▶ GIVEN INSTRUCTION
Gather each line in the entries that includes the string "What".

··· RECORDS PROVIDED

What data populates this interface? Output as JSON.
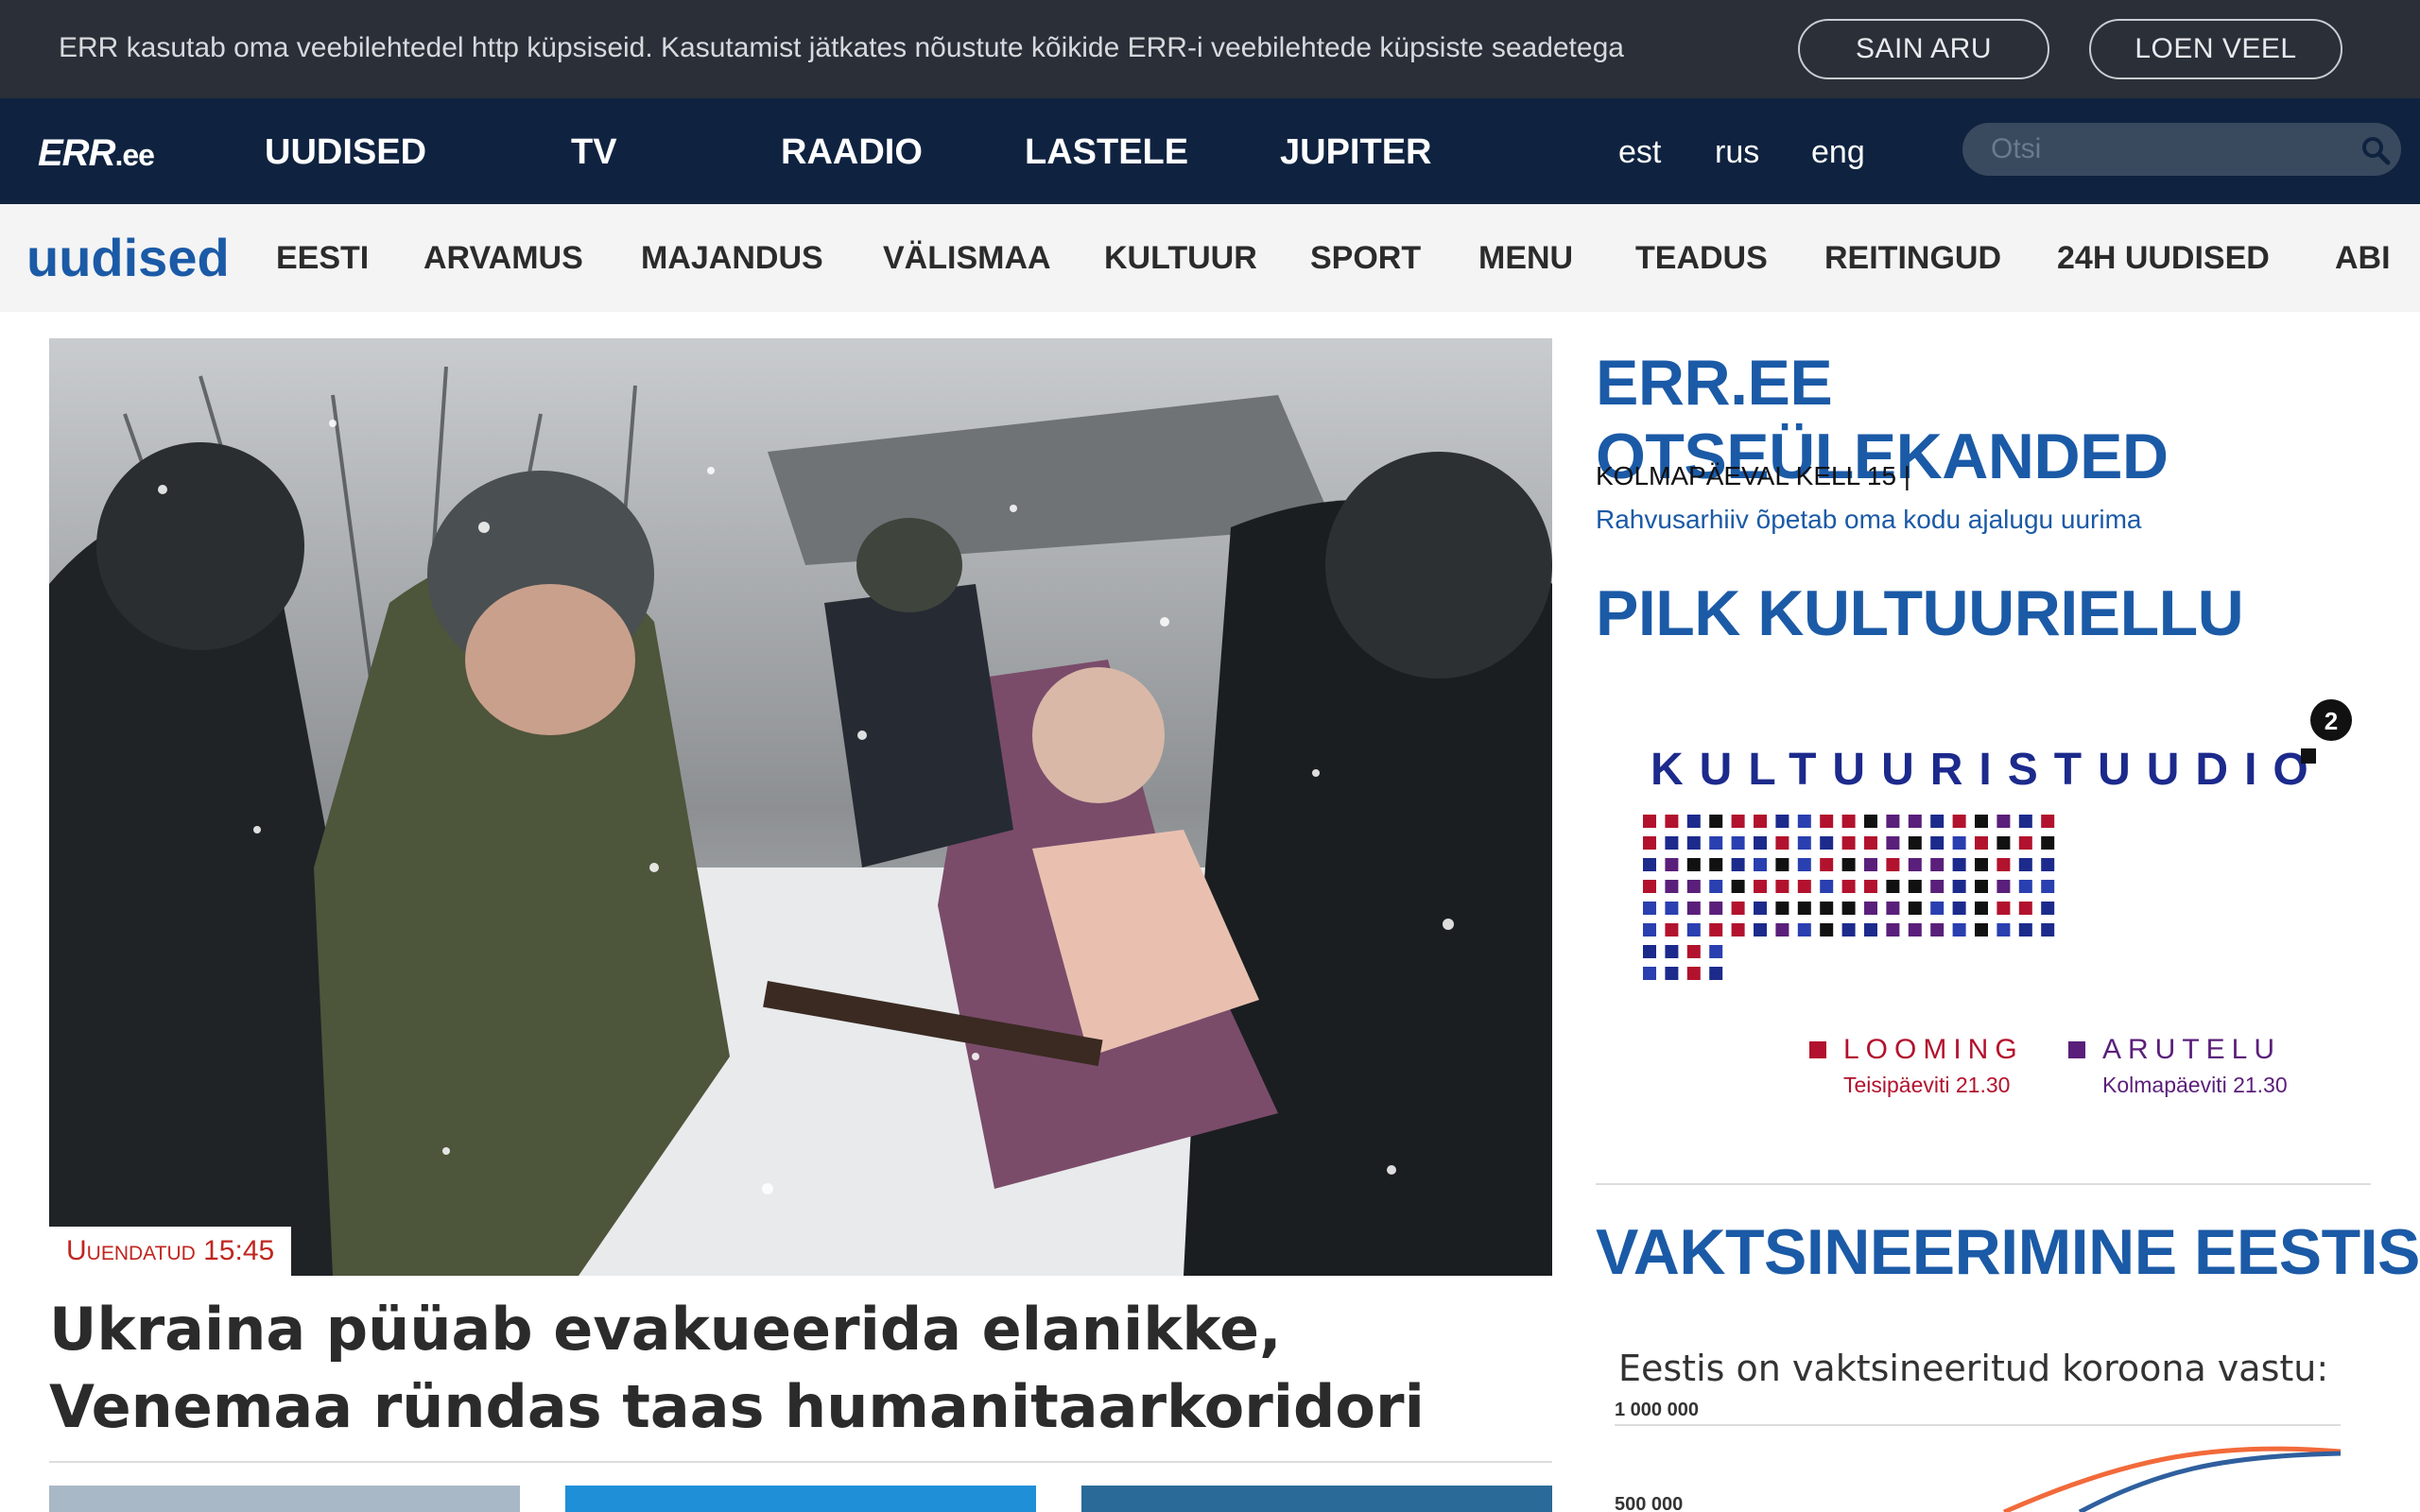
{
  "cookie": {
    "text": "ERR kasutab oma veebilehtedel http küpsiseid. Kasutamist jätkates nõustute kõikide ERR-i veebilehtede küpsiste seadetega",
    "accept_label": "SAIN ARU",
    "more_label": "LOEN VEEL"
  },
  "topnav": {
    "logo_main": "ERR",
    "logo_suffix": ".ee",
    "items": [
      "UUDISED",
      "TV",
      "RAADIO",
      "LASTELE",
      "JUPITER"
    ],
    "languages": [
      "est",
      "rus",
      "eng"
    ],
    "search_placeholder": "Otsi",
    "search_icon": "magnifier-icon"
  },
  "subnav": {
    "section_logo": "uudised",
    "items": [
      "EESTI",
      "ARVAMUS",
      "MAJANDUS",
      "VÄLISMAA",
      "KULTUUR",
      "SPORT",
      "MENU",
      "TEADUS",
      "REITINGUD",
      "24H UUDISED",
      "ABI"
    ]
  },
  "article": {
    "updated": "Uuendatud 15:45",
    "headline": "Ukraina püüab evakueerida elanikke, Venemaa ründas taas humanitaarkoridori"
  },
  "sidebar": {
    "live_heading": "ERR.EE OTSEÜLEKANDED",
    "live_time": "KOLMAPÄEVAL KELL 15 |",
    "live_title": "Rahvusarhiiv õpetab oma kodu ajalugu uurima",
    "culture_heading": "PILK KULTUURIELLU",
    "promo": {
      "title": "KULTUURISTUUDIO",
      "label_a": "LOOMING",
      "label_b": "ARUTELU",
      "time_a": "Teisipäeviti 21.30",
      "time_b": "Kolmapäeviti 21.30",
      "channel": "2"
    },
    "vacc_heading": "VAKTSINEERIMINE EESTIS",
    "vacc_title": "Eestis on vaktsineeritud koroona vastu:",
    "vacc_axis_top": "1 000 000",
    "vacc_axis_mid": "500 000"
  },
  "colors": {
    "brand_blue": "#1b5aa6",
    "nav_dark": "#0f2340",
    "cookie_bg": "#2a2f38",
    "badge_red": "#c0261f"
  }
}
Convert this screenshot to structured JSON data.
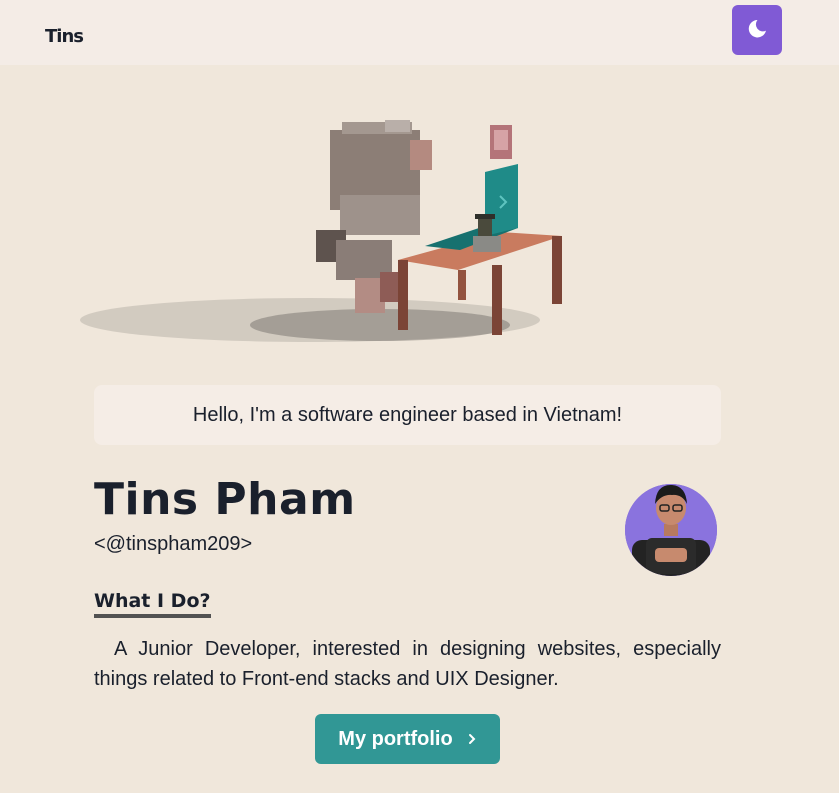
{
  "header": {
    "logo_text": "Tins",
    "theme_toggle_icon": "moon-icon"
  },
  "hero": {
    "image": "voxel-developer-at-desk-illustration"
  },
  "greeting": "Hello, I'm a software engineer based in Vietnam!",
  "profile": {
    "name": "Tins Pham",
    "handle": "<@tinspham209>",
    "avatar": "profile-avatar"
  },
  "work": {
    "heading": "What I Do?",
    "description": "A Junior Developer, interested in designing websites, especially things related to Front-end stacks and UIX Designer."
  },
  "cta": {
    "label": "My portfolio",
    "icon": "chevron-right-icon"
  },
  "colors": {
    "background": "#f0e7db",
    "navbar": "#f4ece6",
    "theme_toggle": "#805ad5",
    "button": "#319795",
    "text": "#1a202c"
  }
}
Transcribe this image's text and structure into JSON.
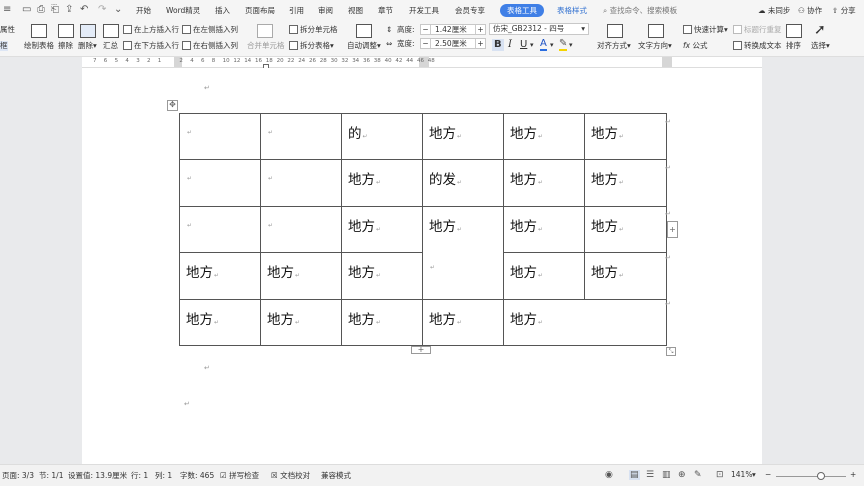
{
  "quick_access": {
    "icons": [
      "menu-icon",
      "save-icon",
      "print-icon",
      "print-preview-icon",
      "undo-icon",
      "redo-icon",
      "customize-icon"
    ]
  },
  "menu": {
    "items": [
      "开始",
      "Word精灵",
      "插入",
      "页面布局",
      "引用",
      "审阅",
      "视图",
      "章节",
      "开发工具",
      "会员专享"
    ],
    "table_tools": "表格工具",
    "table_style": "表格样式",
    "search_placeholder": "查找命令、搜索模板",
    "sync": "未同步",
    "collab": "协作",
    "share": "分享"
  },
  "ribbon": {
    "attr_top": "属性",
    "attr_bottom": "框",
    "draw_table": "绘制表格",
    "erase": "擦除",
    "delete": "删除",
    "summary": "汇总",
    "insert_above": "在上方插入行",
    "insert_below": "在下方插入行",
    "insert_left": "在左侧插入列",
    "insert_right": "在右侧插入列",
    "merge_cells": "合并单元格",
    "split_cells": "拆分单元格",
    "split_table": "拆分表格",
    "auto_fit": "自动调整",
    "height_label": "高度:",
    "height_value": "1.42厘米",
    "width_label": "宽度:",
    "width_value": "2.50厘米",
    "font_name": "仿宋_GB2312",
    "font_size": "四号",
    "bold": "B",
    "italic": "I",
    "underline": "U",
    "font_color": "A",
    "align": "对齐方式",
    "text_dir": "文字方向",
    "quick_calc": "快速计算",
    "repeat_header": "标题行重复",
    "formula": "公式",
    "to_text": "转换成文本",
    "sort": "排序",
    "select": "选择"
  },
  "ruler": {
    "labels": [
      "7",
      "6",
      "5",
      "4",
      "3",
      "2",
      "1",
      "",
      "2",
      "4",
      "6",
      "8",
      "10",
      "12",
      "14",
      "16",
      "18",
      "20",
      "22",
      "24",
      "26",
      "28",
      "30",
      "32",
      "34",
      "36",
      "38",
      "40",
      "42",
      "44",
      "46",
      "48"
    ]
  },
  "table": {
    "cells": {
      "r0c2": "的",
      "r0c3": "地方",
      "r0c4": "地方",
      "r0c5": "地方",
      "r1c2": "地方",
      "r1c3": "的发",
      "r1c4": "地方",
      "r1c5": "地方",
      "r2c2": "地方",
      "r2c3": "地方",
      "r2c4": "地方",
      "r2c5": "地方",
      "r3c0": "地方",
      "r3c1": "地方",
      "r3c2": "地方",
      "r3c4": "地方",
      "r3c5": "地方",
      "r4c0": "地方",
      "r4c1": "地方",
      "r4c2": "地方",
      "r4c3": "地方",
      "r4c4": "地方"
    },
    "para_mark": "↵"
  },
  "status": {
    "page": "页面: 3/3",
    "section": "节: 1/1",
    "setting": "设置值: 13.9厘米",
    "row": "行: 1",
    "col": "列: 1",
    "words": "字数: 465",
    "spell": "拼写检查",
    "proof": "文档校对",
    "compat": "兼容模式",
    "zoom": "141%"
  }
}
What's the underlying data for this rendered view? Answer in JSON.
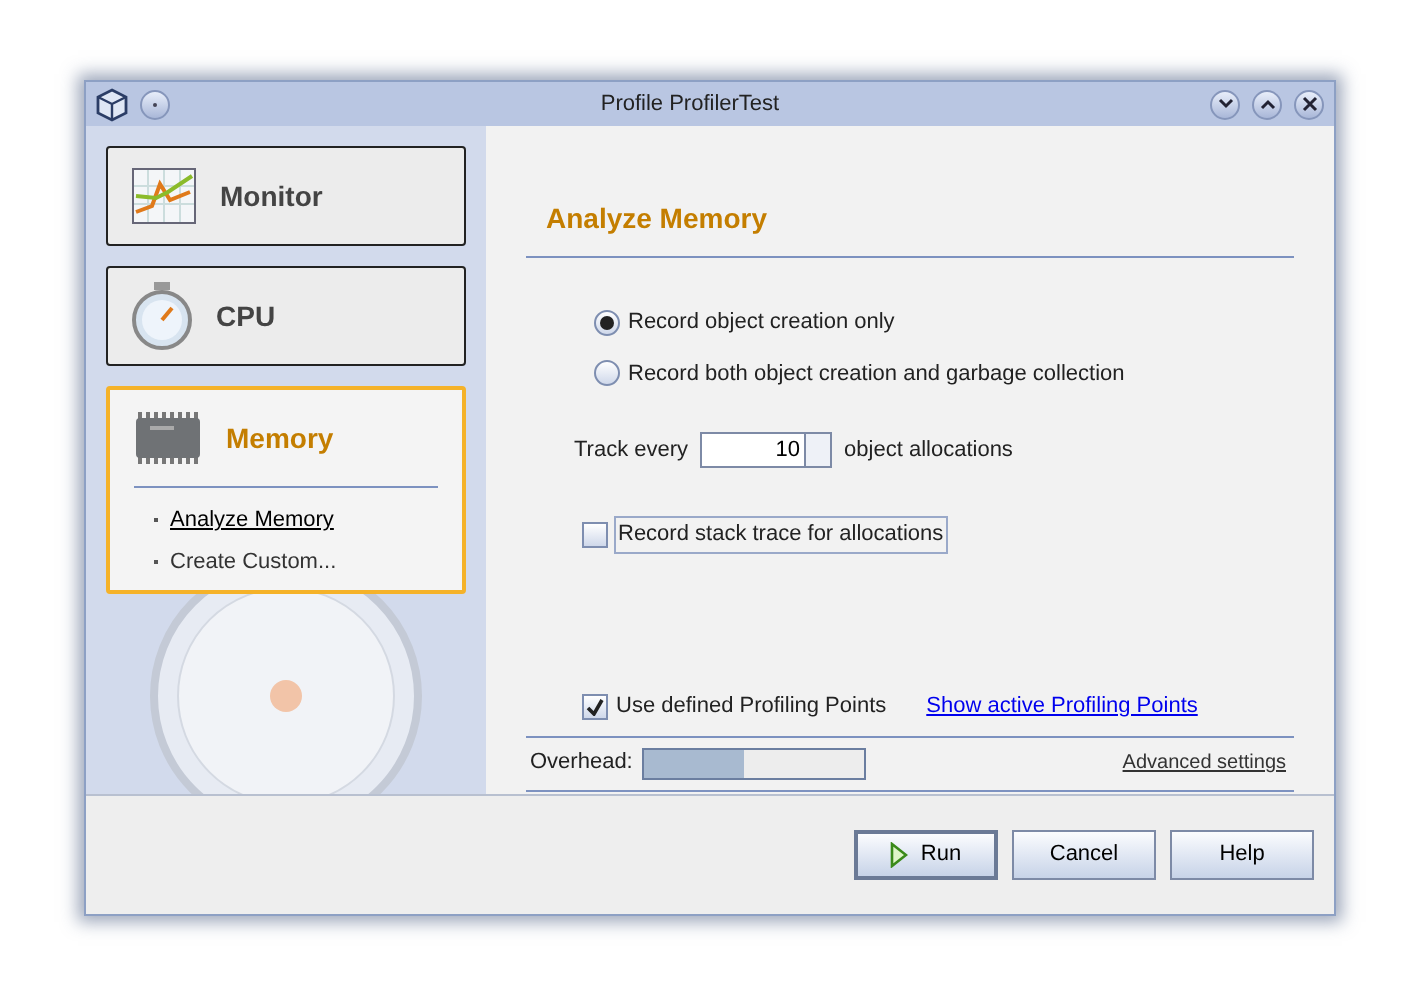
{
  "window": {
    "title": "Profile ProfilerTest"
  },
  "categories": [
    {
      "kind": "monitor",
      "label": "Monitor",
      "selected": false
    },
    {
      "kind": "cpu",
      "label": "CPU",
      "selected": false
    },
    {
      "kind": "memory",
      "label": "Memory",
      "selected": true,
      "items": [
        {
          "label": "Analyze Memory",
          "selected": true
        },
        {
          "label": "Create Custom...",
          "selected": false
        }
      ]
    }
  ],
  "heading": "Analyze Memory",
  "record_options": [
    {
      "label": "Record object creation only",
      "selected": true
    },
    {
      "label": "Record both object creation and garbage collection",
      "selected": false
    }
  ],
  "track": {
    "prefix": "Track every",
    "value": "10",
    "suffix": "object allocations"
  },
  "stack_trace": {
    "label": "Record stack trace for allocations",
    "checked": false
  },
  "profiling_points": {
    "label": "Use defined Profiling Points",
    "checked": true,
    "link": "Show active Profiling Points"
  },
  "overhead": {
    "label": "Overhead:",
    "level": 0.45
  },
  "advanced": "Advanced settings",
  "buttons": [
    {
      "kind": "run",
      "label": "Run"
    },
    {
      "kind": "plain",
      "label": "Cancel"
    },
    {
      "kind": "plain",
      "label": "Help"
    }
  ]
}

······

▶ TASK OUTPUT
What data populates this interface? Output as JSON.
    "heading": "What I Do?",
What's the underlying data for this rendered view? Answer in JSON.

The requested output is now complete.